- Problem description:
Extract every line of the material that holds the string "general".

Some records
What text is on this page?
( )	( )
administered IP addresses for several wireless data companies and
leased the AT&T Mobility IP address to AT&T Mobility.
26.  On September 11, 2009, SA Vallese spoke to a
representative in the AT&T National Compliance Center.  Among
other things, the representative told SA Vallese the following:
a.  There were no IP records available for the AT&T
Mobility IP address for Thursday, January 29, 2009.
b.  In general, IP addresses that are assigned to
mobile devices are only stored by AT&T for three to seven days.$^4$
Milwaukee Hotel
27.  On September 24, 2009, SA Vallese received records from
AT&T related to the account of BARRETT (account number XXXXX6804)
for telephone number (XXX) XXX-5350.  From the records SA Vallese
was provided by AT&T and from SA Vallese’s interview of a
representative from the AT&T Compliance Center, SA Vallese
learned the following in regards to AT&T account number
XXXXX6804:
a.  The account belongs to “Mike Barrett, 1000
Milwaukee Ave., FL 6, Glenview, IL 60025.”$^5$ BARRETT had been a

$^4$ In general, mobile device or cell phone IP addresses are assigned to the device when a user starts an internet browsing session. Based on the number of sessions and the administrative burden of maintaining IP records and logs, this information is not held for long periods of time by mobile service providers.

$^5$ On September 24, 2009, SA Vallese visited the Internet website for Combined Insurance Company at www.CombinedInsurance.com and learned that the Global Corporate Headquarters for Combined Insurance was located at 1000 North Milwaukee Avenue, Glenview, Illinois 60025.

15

- Final result:
b.  In general, IP addresses that are assigned to
$^4$ In general, mobile device or cell phone IP addresses are assigned to the device when a user starts an internet browsing session. Based on the number of sessions and the administrative burden of maintaining IP records and logs, this information is not held for long periods of time by mobile service providers.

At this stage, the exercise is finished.